EXERCISE SET -
1 – In the text on wavelets, what does the quality factor control?
2 – Carry on writing the text on wavelets and the constant-Q filter bank from the point where it stops.
━━━ SELECTED PASSAGE ━━━
For a general value of $Q$, the wavelet is denoted $\psi_{\omega, Q}$.

In wavelet analysis,  $Q$ is chosen and kept fixed. It is called the *quality factor* which eventually controls the frequency resolution, or equivalently the number of frequencies per octave.

A **constant-Q filter bank** is constructed by considering all wavelets $\psi_{\omega, Q}$ with $\omega=2^{-j/Q}\omega_0$ for $j=0, 1, 2, \ldots$, and $\omega_0$ a central frequency that is also fixed (and is not important, as all what matters are the frequency ratios).

The wavelets in the filter bank are localized in time and also in frequency.


## Wavelet transform

The wavelet transform (or **coefficients**) of a signal $f$ is given by the convolution of $f$ with all the wavelets in the constant-Q filter bank:
$$
Wf(t,\omega) = \int f(t^\prime) \psi_{\omega, Q}(t^\prime - t) dt^\prime.
$$

The modulus of the wavelet transform, computed for all wavelets in the constant-Q filter bank, and aggregated in a log-frequency axis, is called a **scalogram**. 

The convolution is carried out in the Fourier domain, by a simple pointwise product (see convolution theorem).

Moreoever, the sum of the energy of all the coefficients is the same as the energy of the original signal. In other words, the wavelet transform preserves norm:
$$
||Wf||^2=||f||^2.
━━━ RECORDED DATA ━━━
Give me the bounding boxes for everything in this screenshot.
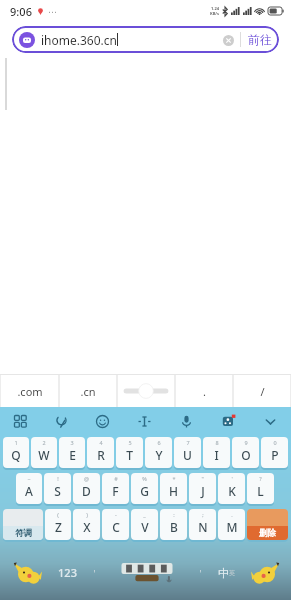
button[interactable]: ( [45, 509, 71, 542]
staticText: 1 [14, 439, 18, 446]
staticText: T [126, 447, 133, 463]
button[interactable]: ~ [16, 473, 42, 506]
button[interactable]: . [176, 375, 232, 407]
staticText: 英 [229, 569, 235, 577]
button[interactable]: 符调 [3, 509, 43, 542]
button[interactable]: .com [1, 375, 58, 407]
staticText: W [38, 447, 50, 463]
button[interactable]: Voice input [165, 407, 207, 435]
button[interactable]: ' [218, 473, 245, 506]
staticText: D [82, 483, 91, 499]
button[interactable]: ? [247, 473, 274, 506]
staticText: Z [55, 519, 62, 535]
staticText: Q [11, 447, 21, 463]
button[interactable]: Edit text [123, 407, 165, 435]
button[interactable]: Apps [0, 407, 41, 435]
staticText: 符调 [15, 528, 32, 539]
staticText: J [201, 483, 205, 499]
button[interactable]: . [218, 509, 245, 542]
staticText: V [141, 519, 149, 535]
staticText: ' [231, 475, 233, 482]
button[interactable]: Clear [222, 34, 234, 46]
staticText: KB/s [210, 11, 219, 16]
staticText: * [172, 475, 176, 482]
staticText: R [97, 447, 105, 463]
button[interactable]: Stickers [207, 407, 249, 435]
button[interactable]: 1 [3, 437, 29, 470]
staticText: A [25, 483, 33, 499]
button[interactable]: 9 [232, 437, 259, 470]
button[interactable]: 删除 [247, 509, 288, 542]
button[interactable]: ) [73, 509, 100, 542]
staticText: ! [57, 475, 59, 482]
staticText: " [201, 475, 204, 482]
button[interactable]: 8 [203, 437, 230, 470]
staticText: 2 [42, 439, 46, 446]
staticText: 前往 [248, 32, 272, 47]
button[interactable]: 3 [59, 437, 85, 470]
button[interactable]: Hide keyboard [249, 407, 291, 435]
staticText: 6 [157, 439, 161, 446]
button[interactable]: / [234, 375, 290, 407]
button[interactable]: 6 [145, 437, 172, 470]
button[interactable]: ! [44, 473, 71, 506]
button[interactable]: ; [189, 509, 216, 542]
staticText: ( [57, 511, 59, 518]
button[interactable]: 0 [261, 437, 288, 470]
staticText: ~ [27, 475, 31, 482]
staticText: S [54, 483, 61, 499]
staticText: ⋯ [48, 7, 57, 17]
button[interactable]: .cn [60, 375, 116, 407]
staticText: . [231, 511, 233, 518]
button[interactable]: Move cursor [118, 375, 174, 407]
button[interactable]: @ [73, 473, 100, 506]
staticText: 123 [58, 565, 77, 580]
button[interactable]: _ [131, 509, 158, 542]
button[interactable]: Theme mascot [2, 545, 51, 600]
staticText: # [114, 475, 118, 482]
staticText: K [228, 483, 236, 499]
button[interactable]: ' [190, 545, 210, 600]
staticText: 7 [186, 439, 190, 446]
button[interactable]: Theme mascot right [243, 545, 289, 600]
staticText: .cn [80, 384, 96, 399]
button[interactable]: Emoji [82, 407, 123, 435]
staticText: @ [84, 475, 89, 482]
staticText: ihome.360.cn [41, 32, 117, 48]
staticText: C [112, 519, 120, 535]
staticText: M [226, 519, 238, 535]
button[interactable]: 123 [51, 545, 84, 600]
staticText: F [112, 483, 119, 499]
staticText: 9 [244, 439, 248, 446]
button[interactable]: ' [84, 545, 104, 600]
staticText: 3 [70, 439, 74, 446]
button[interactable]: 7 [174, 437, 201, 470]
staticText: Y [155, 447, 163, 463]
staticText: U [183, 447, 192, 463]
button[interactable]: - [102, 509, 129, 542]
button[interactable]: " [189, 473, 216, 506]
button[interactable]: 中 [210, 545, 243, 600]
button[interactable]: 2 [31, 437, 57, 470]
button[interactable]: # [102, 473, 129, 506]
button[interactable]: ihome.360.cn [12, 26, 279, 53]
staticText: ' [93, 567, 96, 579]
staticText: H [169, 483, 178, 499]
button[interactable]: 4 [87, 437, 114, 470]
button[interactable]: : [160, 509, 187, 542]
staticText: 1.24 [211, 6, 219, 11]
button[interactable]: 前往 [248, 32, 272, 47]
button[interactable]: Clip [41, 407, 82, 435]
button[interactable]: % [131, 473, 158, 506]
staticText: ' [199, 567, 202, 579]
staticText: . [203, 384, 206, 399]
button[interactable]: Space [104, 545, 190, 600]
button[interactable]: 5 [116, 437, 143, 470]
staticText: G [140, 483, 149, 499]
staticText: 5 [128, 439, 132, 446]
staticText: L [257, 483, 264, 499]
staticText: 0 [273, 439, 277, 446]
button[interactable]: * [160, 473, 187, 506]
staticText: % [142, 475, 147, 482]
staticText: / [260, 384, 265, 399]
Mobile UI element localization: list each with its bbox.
━━━
REPLIES -
1 – The frequency resolution, or equivalently the number of frequencies per octave.

2 –
$$

This can be obtained from the [Plancherel theorem](https://en.wikipedia.org/wiki/Plancherel_theorem), which states that the L^2 norm is preserved by the Fourier transform.

To be fully exhaustive, the first filter in the filter bank is in fact a low-pass filter (a simple Gaussian), and the following filters are band-pass filters (wavelets).
The low-pass filter is generally denoted $\phi_{2^J}$ with $J$ a positive integer and $2^J$ the averaging scale. This low-pass filter acts like a moving average over a time interval of length $2^J$.

Thus, we can write the wavelet transform as
\begin{align*}
Wf & =\begin{pmatrix}f \star \phi_{2^J}(t) \\ f \star \psi_{\lambda}(t)  \end{pmatrix}_{\lambda\leq 2^J}
\end{align*}
where $\lambda = 2^{-j/Q}$ for $j\in \mathbb{Z}$. The first coefficient is an average and the following coefficients contain the high-frequency information.

As we will see, the high-frequency part oscillates and we can kill the oscillations by taking the modulus. We adopt the notation:

\begin{align*}
|W|f & =\begin{pmatrix}f \star \phi_{2^J}(t) \\ |f \star \psi_{\lambda}(t)|  \end{pmatrix}_{\lambda\leq 2^J}
\end{align*}


## Building translation-invariant features

The standard approach to build a translation-invariant feature is to take the average. For instance, with $J=\infty$, the coefficient 

$$
f \star \phi_{2^J}
$$

is the average of the signal (in Fourier space, we have multiplied the transform of the signal by a Dirac delta, i.e., it is the the zero-frequency). When we took this average, we lost all the high-frequency information as we eliminated those frequencies.

The information that we have lost then is the high-frequency information.

How can we capture the high-frequency information?

We can capture the high-frequency information as wavelet coefficients. How does the high-frequency information look like, for a fixed $\lambda$? It is localized in time and oscillates. Explicitly, it is:
$$
f\star \psi_{\lambda}(t) = f\star \mathrm{Re}\left(\psi_{\lambda}(t)\right) + i f\star \mathrm{Im}\left(\psi_{\lambda}(t)\right).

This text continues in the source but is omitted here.